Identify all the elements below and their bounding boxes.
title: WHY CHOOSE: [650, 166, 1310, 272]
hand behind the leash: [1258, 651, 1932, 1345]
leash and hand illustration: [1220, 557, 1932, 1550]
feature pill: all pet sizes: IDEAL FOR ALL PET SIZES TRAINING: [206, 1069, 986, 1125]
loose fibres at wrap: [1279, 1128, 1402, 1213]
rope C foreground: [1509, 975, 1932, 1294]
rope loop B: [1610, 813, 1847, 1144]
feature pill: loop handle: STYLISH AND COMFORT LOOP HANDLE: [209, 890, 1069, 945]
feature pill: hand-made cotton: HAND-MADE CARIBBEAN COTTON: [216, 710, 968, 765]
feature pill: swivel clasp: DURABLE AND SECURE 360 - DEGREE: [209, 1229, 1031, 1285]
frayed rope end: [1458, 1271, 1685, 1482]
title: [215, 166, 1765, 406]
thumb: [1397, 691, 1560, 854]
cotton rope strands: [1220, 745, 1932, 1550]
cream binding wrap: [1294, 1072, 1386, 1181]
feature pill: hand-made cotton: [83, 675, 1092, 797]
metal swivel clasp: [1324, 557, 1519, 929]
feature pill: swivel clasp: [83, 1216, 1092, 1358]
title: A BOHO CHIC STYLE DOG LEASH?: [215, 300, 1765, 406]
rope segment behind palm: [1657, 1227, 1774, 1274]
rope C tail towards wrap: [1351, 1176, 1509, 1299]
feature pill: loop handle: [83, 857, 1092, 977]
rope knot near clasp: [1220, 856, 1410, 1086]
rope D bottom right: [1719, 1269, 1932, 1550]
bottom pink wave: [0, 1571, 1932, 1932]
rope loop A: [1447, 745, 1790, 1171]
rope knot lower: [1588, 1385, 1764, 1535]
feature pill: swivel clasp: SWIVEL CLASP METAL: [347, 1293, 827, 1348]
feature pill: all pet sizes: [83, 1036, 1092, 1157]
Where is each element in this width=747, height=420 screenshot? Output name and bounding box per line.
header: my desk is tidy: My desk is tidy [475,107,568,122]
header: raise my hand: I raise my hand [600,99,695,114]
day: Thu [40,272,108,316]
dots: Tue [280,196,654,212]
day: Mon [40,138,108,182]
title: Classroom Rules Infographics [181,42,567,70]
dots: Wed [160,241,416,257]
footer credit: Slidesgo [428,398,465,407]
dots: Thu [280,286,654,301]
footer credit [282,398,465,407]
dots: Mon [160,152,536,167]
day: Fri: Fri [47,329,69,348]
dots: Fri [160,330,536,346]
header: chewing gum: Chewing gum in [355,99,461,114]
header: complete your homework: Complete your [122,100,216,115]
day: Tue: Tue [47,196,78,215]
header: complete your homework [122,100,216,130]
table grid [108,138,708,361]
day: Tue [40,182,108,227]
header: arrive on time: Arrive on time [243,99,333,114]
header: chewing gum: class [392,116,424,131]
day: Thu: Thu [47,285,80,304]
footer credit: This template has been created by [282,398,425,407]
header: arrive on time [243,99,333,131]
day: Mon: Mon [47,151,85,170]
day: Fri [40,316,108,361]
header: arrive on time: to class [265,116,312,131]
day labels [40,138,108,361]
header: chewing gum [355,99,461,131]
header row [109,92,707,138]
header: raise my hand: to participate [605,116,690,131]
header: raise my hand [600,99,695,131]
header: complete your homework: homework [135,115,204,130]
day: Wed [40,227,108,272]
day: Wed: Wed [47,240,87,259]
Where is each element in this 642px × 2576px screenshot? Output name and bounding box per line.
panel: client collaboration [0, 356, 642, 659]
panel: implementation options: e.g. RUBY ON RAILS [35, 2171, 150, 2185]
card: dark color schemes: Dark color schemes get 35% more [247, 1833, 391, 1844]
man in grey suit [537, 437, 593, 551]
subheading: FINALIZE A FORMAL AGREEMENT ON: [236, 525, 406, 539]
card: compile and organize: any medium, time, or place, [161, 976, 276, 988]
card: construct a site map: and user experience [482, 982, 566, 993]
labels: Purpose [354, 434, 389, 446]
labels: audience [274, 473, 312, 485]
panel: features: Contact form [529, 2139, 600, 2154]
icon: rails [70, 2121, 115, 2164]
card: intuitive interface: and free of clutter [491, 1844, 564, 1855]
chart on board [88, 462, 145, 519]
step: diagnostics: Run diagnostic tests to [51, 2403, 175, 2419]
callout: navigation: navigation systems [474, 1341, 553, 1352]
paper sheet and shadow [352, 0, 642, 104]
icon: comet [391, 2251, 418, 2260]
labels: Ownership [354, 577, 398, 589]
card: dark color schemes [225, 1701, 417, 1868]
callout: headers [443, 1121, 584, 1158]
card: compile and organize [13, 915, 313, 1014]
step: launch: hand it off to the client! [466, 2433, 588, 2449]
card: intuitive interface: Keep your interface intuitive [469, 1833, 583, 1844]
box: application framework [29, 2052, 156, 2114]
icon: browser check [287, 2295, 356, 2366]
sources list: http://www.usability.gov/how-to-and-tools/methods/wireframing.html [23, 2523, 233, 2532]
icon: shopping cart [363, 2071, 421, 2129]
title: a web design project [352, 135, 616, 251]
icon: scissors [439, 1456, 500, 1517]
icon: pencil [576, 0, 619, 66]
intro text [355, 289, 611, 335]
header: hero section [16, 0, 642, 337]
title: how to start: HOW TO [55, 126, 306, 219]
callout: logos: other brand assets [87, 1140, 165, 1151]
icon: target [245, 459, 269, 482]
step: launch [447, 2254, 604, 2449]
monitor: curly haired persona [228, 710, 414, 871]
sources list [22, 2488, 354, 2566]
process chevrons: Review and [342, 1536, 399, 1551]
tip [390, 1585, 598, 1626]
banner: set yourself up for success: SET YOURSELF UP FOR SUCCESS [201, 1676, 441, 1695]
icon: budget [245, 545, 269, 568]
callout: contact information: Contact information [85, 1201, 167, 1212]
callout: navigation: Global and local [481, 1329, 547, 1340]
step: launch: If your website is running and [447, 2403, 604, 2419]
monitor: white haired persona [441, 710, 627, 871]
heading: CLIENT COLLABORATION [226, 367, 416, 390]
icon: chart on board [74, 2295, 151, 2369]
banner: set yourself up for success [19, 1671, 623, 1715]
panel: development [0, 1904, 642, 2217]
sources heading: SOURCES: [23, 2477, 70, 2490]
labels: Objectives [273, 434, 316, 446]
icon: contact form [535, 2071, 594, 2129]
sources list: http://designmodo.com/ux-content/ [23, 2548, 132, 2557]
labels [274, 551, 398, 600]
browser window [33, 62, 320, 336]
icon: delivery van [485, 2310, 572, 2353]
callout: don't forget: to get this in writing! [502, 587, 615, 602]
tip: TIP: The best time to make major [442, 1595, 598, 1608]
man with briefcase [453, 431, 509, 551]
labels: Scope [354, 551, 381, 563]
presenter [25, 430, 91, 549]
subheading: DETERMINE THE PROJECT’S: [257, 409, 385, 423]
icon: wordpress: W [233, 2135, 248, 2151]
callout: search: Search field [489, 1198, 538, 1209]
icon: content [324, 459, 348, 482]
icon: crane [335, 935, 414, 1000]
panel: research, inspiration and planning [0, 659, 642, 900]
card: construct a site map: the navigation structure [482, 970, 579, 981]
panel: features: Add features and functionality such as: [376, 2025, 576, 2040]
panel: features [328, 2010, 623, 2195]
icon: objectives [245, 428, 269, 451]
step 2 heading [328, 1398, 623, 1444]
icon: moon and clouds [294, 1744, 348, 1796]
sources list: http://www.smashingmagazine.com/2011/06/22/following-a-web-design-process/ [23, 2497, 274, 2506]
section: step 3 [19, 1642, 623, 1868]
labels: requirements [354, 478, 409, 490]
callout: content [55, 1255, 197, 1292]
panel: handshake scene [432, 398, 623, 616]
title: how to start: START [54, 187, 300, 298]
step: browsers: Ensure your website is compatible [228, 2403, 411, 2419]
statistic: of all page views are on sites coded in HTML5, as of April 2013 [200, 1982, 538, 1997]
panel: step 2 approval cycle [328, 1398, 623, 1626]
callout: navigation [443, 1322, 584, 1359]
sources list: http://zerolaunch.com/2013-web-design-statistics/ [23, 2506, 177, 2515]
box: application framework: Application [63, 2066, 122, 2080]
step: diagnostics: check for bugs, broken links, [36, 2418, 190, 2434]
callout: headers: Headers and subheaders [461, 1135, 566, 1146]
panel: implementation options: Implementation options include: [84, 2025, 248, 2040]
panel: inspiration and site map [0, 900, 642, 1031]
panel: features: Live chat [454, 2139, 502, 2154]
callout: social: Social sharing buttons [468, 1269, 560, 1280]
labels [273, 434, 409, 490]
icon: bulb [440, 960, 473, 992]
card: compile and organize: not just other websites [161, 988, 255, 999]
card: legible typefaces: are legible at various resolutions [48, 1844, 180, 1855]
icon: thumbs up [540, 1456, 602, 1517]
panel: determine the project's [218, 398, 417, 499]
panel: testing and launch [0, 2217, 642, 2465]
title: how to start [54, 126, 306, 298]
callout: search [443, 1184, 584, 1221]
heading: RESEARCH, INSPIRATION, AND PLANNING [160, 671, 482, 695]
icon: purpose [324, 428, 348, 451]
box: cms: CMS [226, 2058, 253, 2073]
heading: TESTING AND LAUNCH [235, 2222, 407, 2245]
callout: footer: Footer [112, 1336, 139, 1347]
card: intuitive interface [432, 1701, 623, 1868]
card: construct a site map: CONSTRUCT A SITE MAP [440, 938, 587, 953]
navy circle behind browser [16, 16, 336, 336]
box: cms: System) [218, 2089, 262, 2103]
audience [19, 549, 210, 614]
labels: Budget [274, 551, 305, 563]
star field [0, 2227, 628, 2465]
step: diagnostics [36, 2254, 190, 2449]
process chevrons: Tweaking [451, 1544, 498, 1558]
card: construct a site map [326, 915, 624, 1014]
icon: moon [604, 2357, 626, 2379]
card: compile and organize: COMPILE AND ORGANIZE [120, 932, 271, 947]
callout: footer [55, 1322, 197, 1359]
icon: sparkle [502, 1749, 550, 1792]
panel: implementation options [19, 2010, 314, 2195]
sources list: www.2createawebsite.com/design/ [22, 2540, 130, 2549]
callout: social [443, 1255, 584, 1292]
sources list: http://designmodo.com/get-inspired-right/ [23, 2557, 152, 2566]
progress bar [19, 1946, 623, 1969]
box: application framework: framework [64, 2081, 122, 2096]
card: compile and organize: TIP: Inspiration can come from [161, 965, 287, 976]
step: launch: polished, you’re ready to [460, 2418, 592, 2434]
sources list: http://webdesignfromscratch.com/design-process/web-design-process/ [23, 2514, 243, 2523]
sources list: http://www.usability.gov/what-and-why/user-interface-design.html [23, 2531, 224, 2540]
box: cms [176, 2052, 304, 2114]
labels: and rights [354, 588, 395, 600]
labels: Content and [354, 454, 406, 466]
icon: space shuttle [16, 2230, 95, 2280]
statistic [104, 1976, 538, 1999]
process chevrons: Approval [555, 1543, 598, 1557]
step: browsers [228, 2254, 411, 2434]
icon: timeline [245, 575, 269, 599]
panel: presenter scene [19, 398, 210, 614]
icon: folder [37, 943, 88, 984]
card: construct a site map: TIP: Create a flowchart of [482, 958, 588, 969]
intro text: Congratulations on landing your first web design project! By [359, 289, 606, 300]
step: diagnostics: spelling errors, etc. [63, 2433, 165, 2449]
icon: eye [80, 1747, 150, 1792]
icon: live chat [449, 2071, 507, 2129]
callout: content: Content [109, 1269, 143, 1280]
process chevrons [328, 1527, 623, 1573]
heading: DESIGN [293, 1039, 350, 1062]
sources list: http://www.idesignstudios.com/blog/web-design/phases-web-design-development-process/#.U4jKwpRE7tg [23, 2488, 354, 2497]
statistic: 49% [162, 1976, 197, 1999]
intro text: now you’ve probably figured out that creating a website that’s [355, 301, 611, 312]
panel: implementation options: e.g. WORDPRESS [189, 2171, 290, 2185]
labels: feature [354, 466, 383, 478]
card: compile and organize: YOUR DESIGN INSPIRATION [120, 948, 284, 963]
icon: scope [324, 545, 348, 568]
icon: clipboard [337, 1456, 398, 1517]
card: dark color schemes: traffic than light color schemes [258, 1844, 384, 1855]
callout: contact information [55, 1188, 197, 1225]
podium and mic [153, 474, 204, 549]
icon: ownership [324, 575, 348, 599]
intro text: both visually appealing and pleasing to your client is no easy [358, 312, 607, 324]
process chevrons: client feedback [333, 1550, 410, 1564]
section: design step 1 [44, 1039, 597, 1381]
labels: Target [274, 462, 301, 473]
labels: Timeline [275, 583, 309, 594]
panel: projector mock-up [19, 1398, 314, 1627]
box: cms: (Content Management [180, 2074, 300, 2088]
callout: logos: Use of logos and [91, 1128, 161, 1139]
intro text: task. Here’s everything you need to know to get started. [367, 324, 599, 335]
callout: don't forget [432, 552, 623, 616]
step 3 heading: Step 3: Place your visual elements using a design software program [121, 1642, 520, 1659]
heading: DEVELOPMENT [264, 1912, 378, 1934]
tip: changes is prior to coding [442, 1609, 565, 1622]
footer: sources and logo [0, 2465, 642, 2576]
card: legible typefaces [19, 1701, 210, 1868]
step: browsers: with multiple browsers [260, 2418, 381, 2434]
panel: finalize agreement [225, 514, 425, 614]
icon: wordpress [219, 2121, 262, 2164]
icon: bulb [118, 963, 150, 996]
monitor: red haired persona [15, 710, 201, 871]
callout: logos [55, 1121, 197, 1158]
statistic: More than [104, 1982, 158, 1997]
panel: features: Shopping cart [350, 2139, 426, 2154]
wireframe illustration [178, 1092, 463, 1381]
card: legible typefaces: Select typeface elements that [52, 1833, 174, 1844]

┄┄┄┄┄┄┄┄┄┄

SCHRIFTLICHE AUFGABE>
Ändere in den Zeilen vom Anfang bis einschließlich der Zeile mit „metal swivel clasp: [1324, 557, 1519, 929]“ den Ausdruck „thumb“ in „finger“ und gib nur diese Zeilen sonst unverändert aus.

ERGEBNIS>
Identify all the elements below and their bounding boxes.
title: WHY CHOOSE: [650, 166, 1310, 272]
hand behind the leash: [1258, 651, 1932, 1345]
leash and hand illustration: [1220, 557, 1932, 1550]
feature pill: all pet sizes: IDEAL FOR ALL PET SIZES TRAINING: [206, 1069, 986, 1125]
loose fibres at wrap: [1279, 1128, 1402, 1213]
rope C foreground: [1509, 975, 1932, 1294]
rope loop B: [1610, 813, 1847, 1144]
feature pill: loop handle: STYLISH AND COMFORT LOOP HANDLE: [209, 890, 1069, 945]
feature pill: hand-made cotton: HAND-MADE CARIBBEAN COTTON: [216, 710, 968, 765]
feature pill: swivel clasp: DURABLE AND SECURE 360 - DEGREE: [209, 1229, 1031, 1285]
frayed rope end: [1458, 1271, 1685, 1482]
title: [215, 166, 1765, 406]
finger: [1397, 691, 1560, 854]
cotton rope strands: [1220, 745, 1932, 1550]
cream binding wrap: [1294, 1072, 1386, 1181]
feature pill: hand-made cotton: [83, 675, 1092, 797]
metal swivel clasp: [1324, 557, 1519, 929]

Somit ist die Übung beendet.